Excerpts from a figure dataset:
***
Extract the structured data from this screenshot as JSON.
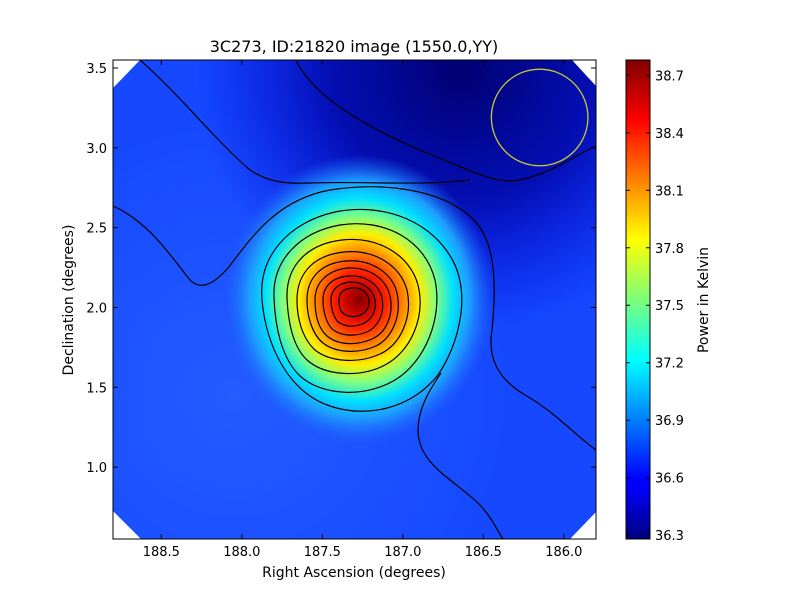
{
  "chart_data": {
    "type": "heatmap",
    "title": "3C273, ID:21820 image (1550.0,YY)",
    "xlabel": "Right Ascension (degrees)",
    "ylabel": "Declination (degrees)",
    "xlim": [
      188.8,
      185.8
    ],
    "ylim": [
      0.55,
      3.55
    ],
    "x_ticks": [
      "188.5",
      "188.0",
      "187.5",
      "187.0",
      "186.5",
      "186.0"
    ],
    "x_tick_values": [
      188.5,
      188.0,
      187.5,
      187.0,
      186.5,
      186.0
    ],
    "y_ticks": [
      "1.0",
      "1.5",
      "2.0",
      "2.5",
      "3.0",
      "3.5"
    ],
    "y_tick_values": [
      1.0,
      1.5,
      2.0,
      2.5,
      3.0,
      3.5
    ],
    "source_peak": {
      "ra": 187.27,
      "dec": 2.05,
      "value": 38.72
    },
    "background_level": 36.6,
    "beam_circle": {
      "ra": 186.15,
      "dec": 3.19,
      "radius_deg": 0.3,
      "color": "#c8c832"
    },
    "colorbar": {
      "label": "Power in Kelvin",
      "range": [
        36.28,
        38.78
      ],
      "colormap": "jet",
      "ticks": [
        "36.3",
        "36.6",
        "36.9",
        "37.2",
        "37.5",
        "37.8",
        "38.1",
        "38.4",
        "38.7"
      ],
      "tick_values": [
        36.3,
        36.6,
        36.9,
        37.2,
        37.5,
        37.8,
        38.1,
        38.4,
        38.7
      ]
    },
    "contours": "black lines"
  }
}
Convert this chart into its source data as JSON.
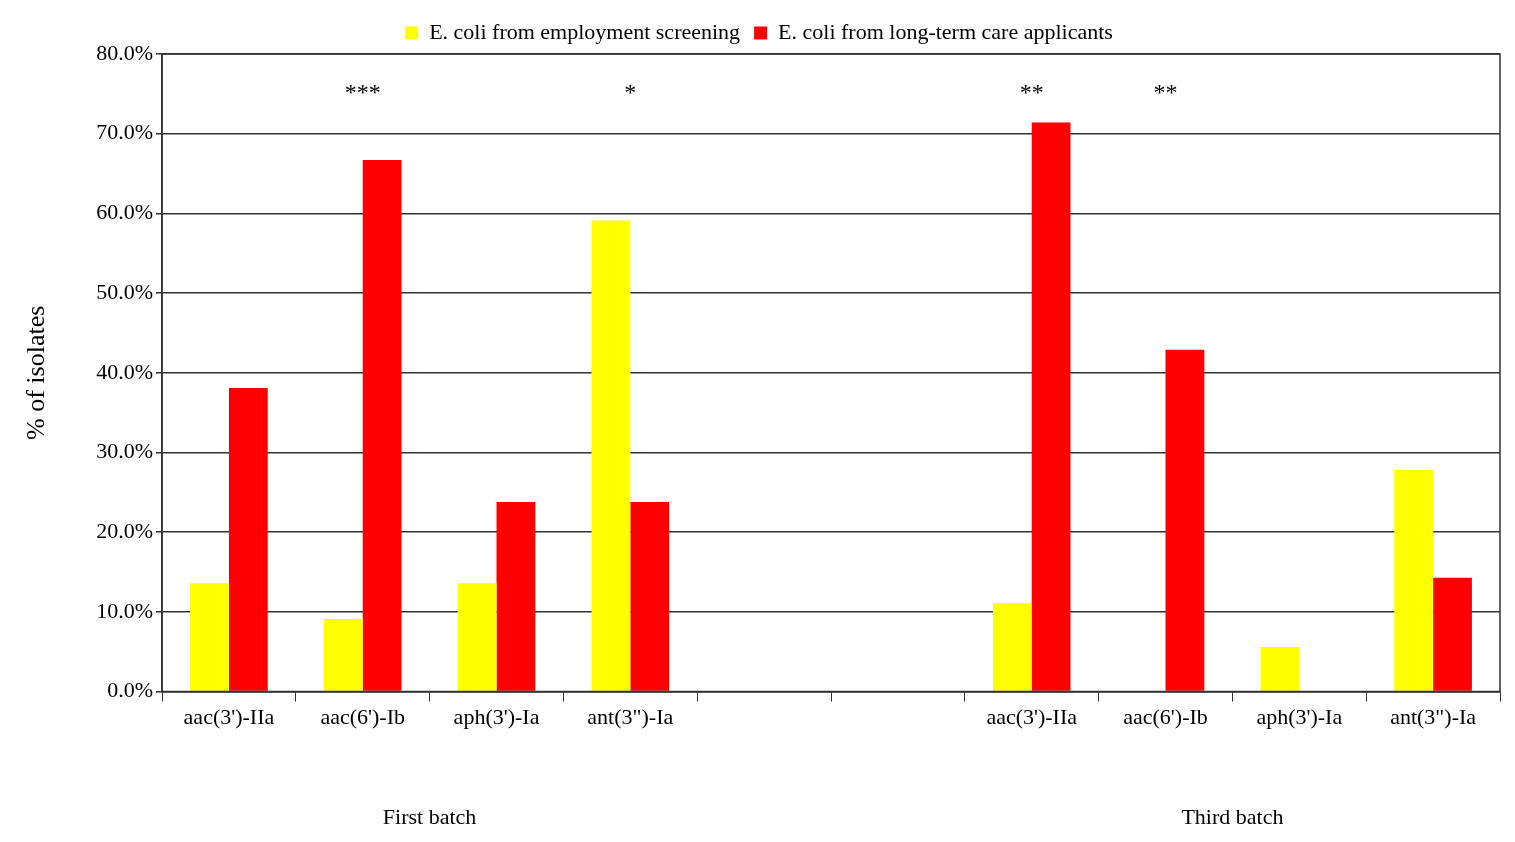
{
  "chart_data": {
    "type": "bar",
    "categories": [
      "aac(3')-IIa",
      "aac(6')-Ib",
      "aph(3')-Ia",
      "ant(3\")-Ia",
      null,
      null,
      "aac(3')-IIa",
      "aac(6')-Ib",
      "aph(3')-Ia",
      "ant(3\")-Ia"
    ],
    "series": [
      {
        "name": "E. coli from employment screening",
        "color": "#ffff00",
        "values": [
          13.6,
          9.1,
          13.6,
          59.1,
          null,
          null,
          11.1,
          0,
          5.6,
          27.8
        ]
      },
      {
        "name": "E. coli from long-term care applicants",
        "color": "#ff0000",
        "values": [
          38.1,
          66.7,
          23.8,
          23.8,
          null,
          null,
          71.4,
          42.9,
          0,
          14.3
        ]
      }
    ],
    "ylabel": "% of isolates",
    "ylim": [
      0,
      80
    ],
    "yticks": [
      {
        "value": 0,
        "label": "0.0%"
      },
      {
        "value": 10,
        "label": "10.0%"
      },
      {
        "value": 20,
        "label": "20.0%"
      },
      {
        "value": 30,
        "label": "30.0%"
      },
      {
        "value": 40,
        "label": "40.0%"
      },
      {
        "value": 50,
        "label": "50.0%"
      },
      {
        "value": 60,
        "label": "60.0%"
      },
      {
        "value": 70,
        "label": "70.0%"
      },
      {
        "value": 80,
        "label": "80.0%"
      }
    ],
    "grid": "y",
    "legend": "top",
    "annotations": [
      "***",
      "*",
      "**",
      "**",
      "First batch",
      "Third batch"
    ]
  }
}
***
(DESCRIPTION OF THE TASK): Your task is to copy word for word the lines from the line containing "Convert this chart" to the end of the listing, both included, and to drop any pictures.

(FINISHED ANSWER):
Convert this chart into its source data as JSON.
{
  "chart_data": {
    "type": "bar",
    "categories": [
      "aac(3')-IIa",
      "aac(6')-Ib",
      "aph(3')-Ia",
      "ant(3\")-Ia",
      null,
      null,
      "aac(3')-IIa",
      "aac(6')-Ib",
      "aph(3')-Ia",
      "ant(3\")-Ia"
    ],
    "series": [
      {
        "name": "E. coli from employment screening",
        "color": "#ffff00",
        "values": [
          13.6,
          9.1,
          13.6,
          59.1,
          null,
          null,
          11.1,
          0,
          5.6,
          27.8
        ]
      },
      {
        "name": "E. coli from long-term care applicants",
        "color": "#ff0000",
        "values": [
          38.1,
          66.7,
          23.8,
          23.8,
          null,
          null,
          71.4,
          42.9,
          0,
          14.3
        ]
      }
    ],
    "ylabel": "% of isolates",
    "ylim": [
      0,
      80
    ],
    "yticks": [
      {
        "value": 0,
        "label": "0.0%"
      },
      {
        "value": 10,
        "label": "10.0%"
      },
      {
        "value": 20,
        "label": "20.0%"
      },
      {
        "value": 30,
        "label": "30.0%"
      },
      {
        "value": 40,
        "label": "40.0%"
      },
      {
        "value": 50,
        "label": "50.0%"
      },
      {
        "value": 60,
        "label": "60.0%"
      },
      {
        "value": 70,
        "label": "70.0%"
      },
      {
        "value": 80,
        "label": "80.0%"
      }
    ],
    "grid": "y",
    "legend": "top",
    "annotations": [
      "***",
      "*",
      "**",
      "**",
      "First batch",
      "Third batch"
    ]
  }
}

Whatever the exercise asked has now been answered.